## REQUIRED WORK
List each line of the data that holds the word "Hapsal".

◇ ◇ ◇ ◇ ◇

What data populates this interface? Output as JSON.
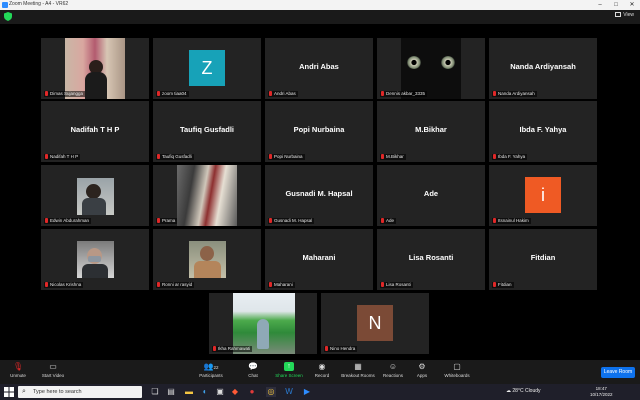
{
  "window": {
    "title": "Zoom Meeting - A4 - VR62"
  },
  "topbar": {
    "view_label": "View"
  },
  "participants": [
    {
      "name": "Dimas Sujangga",
      "display": "",
      "type": "video"
    },
    {
      "name": "zoom tiaa04",
      "display": "Z",
      "type": "avatar",
      "avatar_color": "#17a2b8"
    },
    {
      "name": "Andri Abas",
      "display": "Andri Abas",
      "type": "name"
    },
    {
      "name": "Dennis akbar_3335",
      "display": "",
      "type": "video"
    },
    {
      "name": "Nanda Ardiyansah",
      "display": "Nanda Ardiyansah",
      "type": "name"
    },
    {
      "name": "Nadifah T H P",
      "display": "Nadifah T H P",
      "type": "name"
    },
    {
      "name": "Taufiq Gusfadli",
      "display": "Taufiq Gusfadli",
      "type": "name"
    },
    {
      "name": "Popi Nurbaina",
      "display": "Popi Nurbaina",
      "type": "name"
    },
    {
      "name": "M.Bikhar",
      "display": "M.Bikhar",
      "type": "name"
    },
    {
      "name": "Ibda F. Yahya",
      "display": "Ibda F. Yahya",
      "type": "name"
    },
    {
      "name": "Edwin Abdurahman",
      "display": "",
      "type": "video"
    },
    {
      "name": "Prama",
      "display": "",
      "type": "video"
    },
    {
      "name": "Gusnadi M. Hapsal",
      "display": "Gusnadi M. Hapsal",
      "type": "name"
    },
    {
      "name": "Ade",
      "display": "Ade",
      "type": "name"
    },
    {
      "name": "Itsnainul Hakim",
      "display": "i",
      "type": "avatar",
      "avatar_color": "#ef5a24"
    },
    {
      "name": "Nicolas Krishna",
      "display": "",
      "type": "video"
    },
    {
      "name": "Ronni ar rasyid",
      "display": "",
      "type": "video"
    },
    {
      "name": "Maharani",
      "display": "Maharani",
      "type": "name"
    },
    {
      "name": "Lisa Rosanti",
      "display": "Lisa Rosanti",
      "type": "name"
    },
    {
      "name": "Fitdian",
      "display": "Fitdian",
      "type": "name"
    },
    {
      "name": "Ikha Rahmawati",
      "display": "",
      "type": "video"
    },
    {
      "name": "Nino Hendra",
      "display": "N",
      "type": "avatar",
      "avatar_color": "#7b4a36"
    }
  ],
  "toolbar": {
    "unmute": "Unmute",
    "start_video": "Start Video",
    "participants": "Participants",
    "participants_count": "22",
    "chat": "Chat",
    "share_screen": "Share Screen",
    "record": "Record",
    "breakout_rooms": "Breakout Rooms",
    "reactions": "Reactions",
    "apps": "Apps",
    "whiteboards": "Whiteboards",
    "leave": "Leave Room"
  },
  "taskbar": {
    "search_placeholder": "Type here to search",
    "weather": "28°C  Cloudy",
    "time": "18:47",
    "date": "10/17/2022"
  },
  "colors": {
    "accent": "#0e72ed",
    "share_green": "#23d959",
    "mute_red": "#e02828"
  }
}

◇ ◇ ◇ ◇ ◇

## SOLUTION
      "name": "Gusnadi M. Hapsal",
      "display": "Gusnadi M. Hapsal",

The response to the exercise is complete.